- **EXERCISE**
The entries below should be transcribed in their entirety, exactly as written.

..............................

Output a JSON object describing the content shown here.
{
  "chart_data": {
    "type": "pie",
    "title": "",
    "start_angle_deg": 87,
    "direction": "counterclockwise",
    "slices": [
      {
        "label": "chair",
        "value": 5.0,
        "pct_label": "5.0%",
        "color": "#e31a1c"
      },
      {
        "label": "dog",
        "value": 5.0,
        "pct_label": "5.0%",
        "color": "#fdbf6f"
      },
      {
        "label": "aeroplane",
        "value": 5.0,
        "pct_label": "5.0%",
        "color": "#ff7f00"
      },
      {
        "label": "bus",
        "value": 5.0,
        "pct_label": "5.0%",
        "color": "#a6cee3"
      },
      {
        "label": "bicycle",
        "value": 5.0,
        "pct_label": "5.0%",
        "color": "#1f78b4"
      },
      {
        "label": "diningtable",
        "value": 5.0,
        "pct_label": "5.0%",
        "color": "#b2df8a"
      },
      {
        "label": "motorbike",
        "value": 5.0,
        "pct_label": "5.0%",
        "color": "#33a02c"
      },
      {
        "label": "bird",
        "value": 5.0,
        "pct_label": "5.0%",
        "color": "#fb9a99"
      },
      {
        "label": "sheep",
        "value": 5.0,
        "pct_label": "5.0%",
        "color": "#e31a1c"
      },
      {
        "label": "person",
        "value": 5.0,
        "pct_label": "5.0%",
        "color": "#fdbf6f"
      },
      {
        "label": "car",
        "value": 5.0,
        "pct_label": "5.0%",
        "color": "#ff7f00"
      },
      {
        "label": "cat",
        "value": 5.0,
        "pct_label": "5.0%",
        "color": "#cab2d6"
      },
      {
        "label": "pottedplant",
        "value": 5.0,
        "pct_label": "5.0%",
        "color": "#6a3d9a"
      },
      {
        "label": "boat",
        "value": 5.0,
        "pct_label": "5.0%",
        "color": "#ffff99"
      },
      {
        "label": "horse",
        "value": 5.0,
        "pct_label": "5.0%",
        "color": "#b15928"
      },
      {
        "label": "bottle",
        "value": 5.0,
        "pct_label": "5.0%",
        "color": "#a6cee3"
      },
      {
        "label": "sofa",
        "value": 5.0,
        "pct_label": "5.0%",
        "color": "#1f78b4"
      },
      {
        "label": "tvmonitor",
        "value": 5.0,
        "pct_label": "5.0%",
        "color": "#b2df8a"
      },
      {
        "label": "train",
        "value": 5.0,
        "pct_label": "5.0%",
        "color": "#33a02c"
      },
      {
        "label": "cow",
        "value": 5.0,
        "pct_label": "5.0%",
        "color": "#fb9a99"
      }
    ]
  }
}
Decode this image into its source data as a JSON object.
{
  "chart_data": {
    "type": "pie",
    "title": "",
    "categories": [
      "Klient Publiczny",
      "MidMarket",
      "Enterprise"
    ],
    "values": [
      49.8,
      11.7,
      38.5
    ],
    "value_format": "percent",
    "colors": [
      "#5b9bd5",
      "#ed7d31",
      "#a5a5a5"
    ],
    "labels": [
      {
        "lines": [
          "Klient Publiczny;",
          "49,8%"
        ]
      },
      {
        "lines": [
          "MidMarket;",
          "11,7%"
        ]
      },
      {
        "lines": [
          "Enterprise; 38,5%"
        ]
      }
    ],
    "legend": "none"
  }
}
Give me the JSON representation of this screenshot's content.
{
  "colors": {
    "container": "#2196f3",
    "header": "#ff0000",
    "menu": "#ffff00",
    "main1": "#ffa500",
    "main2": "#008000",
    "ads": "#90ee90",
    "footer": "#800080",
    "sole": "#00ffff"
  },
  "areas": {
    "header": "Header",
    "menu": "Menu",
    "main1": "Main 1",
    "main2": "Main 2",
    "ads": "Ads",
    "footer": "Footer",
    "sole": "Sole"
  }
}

..............................

- **TASK ANSWER**
Output a JSON object describing the content shown here.
{
  "chart_data": {
    "type": "pie",
    "title": "",
    "start_angle_deg": 87,
    "direction": "counterclockwise",
    "slices": [
      {
        "label": "chair",
        "value": 5.0,
        "pct_label": "5.0%",
        "color": "#e31a1c"
      },
      {
        "label": "dog",
        "value": 5.0,
        "pct_label": "5.0%",
        "color": "#fdbf6f"
      },
      {
        "label": "aeroplane",
        "value": 5.0,
        "pct_label": "5.0%",
        "color": "#ff7f00"
      },
      {
        "label": "bus",
        "value": 5.0,
        "pct_label": "5.0%",
        "color": "#a6cee3"
      },
      {
        "label": "bicycle",
        "value": 5.0,
        "pct_label": "5.0%",
        "color": "#1f78b4"
      },
      {
        "label": "diningtable",
        "value": 5.0,
        "pct_label": "5.0%",
        "color": "#b2df8a"
      },
      {
        "label": "motorbike",
        "value": 5.0,
        "pct_label": "5.0%",
        "color": "#33a02c"
      },
      {
        "label": "bird",
        "value": 5.0,
        "pct_label": "5.0%",
        "color": "#fb9a99"
      },
      {
        "label": "sheep",
        "value": 5.0,
        "pct_label": "5.0%",
        "color": "#e31a1c"
      },
      {
        "label": "person",
        "value": 5.0,
        "pct_label": "5.0%",
        "color": "#fdbf6f"
      },
      {
        "label": "car",
        "value": 5.0,
        "pct_label": "5.0%",
        "color": "#ff7f00"
      },
      {
        "label": "cat",
        "value": 5.0,
        "pct_label": "5.0%",
        "color": "#cab2d6"
      },
      {
        "label": "pottedplant",
        "value": 5.0,
        "pct_label": "5.0%",
        "color": "#6a3d9a"
      },
      {
        "label": "boat",
        "value": 5.0,
        "pct_label": "5.0%",
        "color": "#ffff99"
      },
      {
        "label": "horse",
        "value": 5.0,
        "pct_label": "5.0%",
        "color": "#b15928"
      },
      {
        "label": "bottle",
        "value": 5.0,
        "pct_label": "5.0%",
        "color": "#a6cee3"
      },
      {
        "label": "sofa",
        "value": 5.0,
        "pct_label": "5.0%",
        "color": "#1f78b4"
      },
      {
        "label": "tvmonitor",
        "value": 5.0,
        "pct_label": "5.0%",
        "color": "#b2df8a"
      },
      {
        "label": "train",
        "value": 5.0,
        "pct_label": "5.0%",
        "color": "#33a02c"
      },
      {
        "label": "cow",
        "value": 5.0,
        "pct_label": "5.0%",
        "color": "#fb9a99"
      }
    ]
  }
}
Decode this image into its source data as a JSON object.
{
  "chart_data": {
    "type": "pie",
    "title": "",
    "categories": [
      "Klient Publiczny",
      "MidMarket",
      "Enterprise"
    ],
    "values": [
      49.8,
      11.7,
      38.5
    ],
    "value_format": "percent",
    "colors": [
      "#5b9bd5",
      "#ed7d31",
      "#a5a5a5"
    ],
    "labels": [
      {
        "lines": [
          "Klient Publiczny;",
          "49,8%"
        ]
      },
      {
        "lines": [
          "MidMarket;",
          "11,7%"
        ]
      },
      {
        "lines": [
          "Enterprise; 38,5%"
        ]
      }
    ],
    "legend": "none"
  }
}
Give me the JSON representation of this screenshot's content.
{
  "colors": {
    "container": "#2196f3",
    "header": "#ff0000",
    "menu": "#ffff00",
    "main1": "#ffa500",
    "main2": "#008000",
    "ads": "#90ee90",
    "footer": "#800080",
    "sole": "#00ffff"
  },
  "areas": {
    "header": "Header",
    "menu": "Menu",
    "main1": "Main 1",
    "main2": "Main 2",
    "ads": "Ads",
    "footer": "Footer",
    "sole": "Sole"
  }
}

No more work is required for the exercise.